--- Begin ---

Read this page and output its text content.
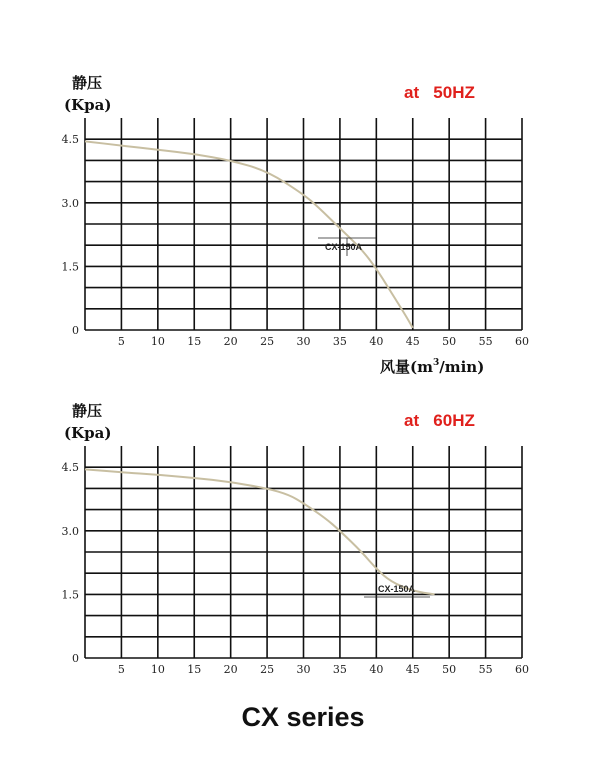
静压
(Kpa)
at   50HZ
5 10 15 20 25 30 35 40 45 50 55 60
0
1.5
3.0
4.5
CX-150A
风量$(m^3/\min)$
静压
(Kpa)
at   60HZ
5 10 15 20 25 30 35 40 45 50 55 60
0
1.5
3.0
4.5
CX-150A
CX series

--- End ---

Reproduce the whole listing exactly, but not the images in it.

Read this page and output its text content.
静压
(Kpa)
at   50HZ
5 10 15 20 25 30 35 40 45 50 55 60
0
1.5
3.0
4.5
CX-150A
风量$(m^3/\min)$
静压
(Kpa)
at   60HZ
5 10 15 20 25 30 35 40 45 50 55 60
0
1.5
3.0
4.5
CX-150A
CX series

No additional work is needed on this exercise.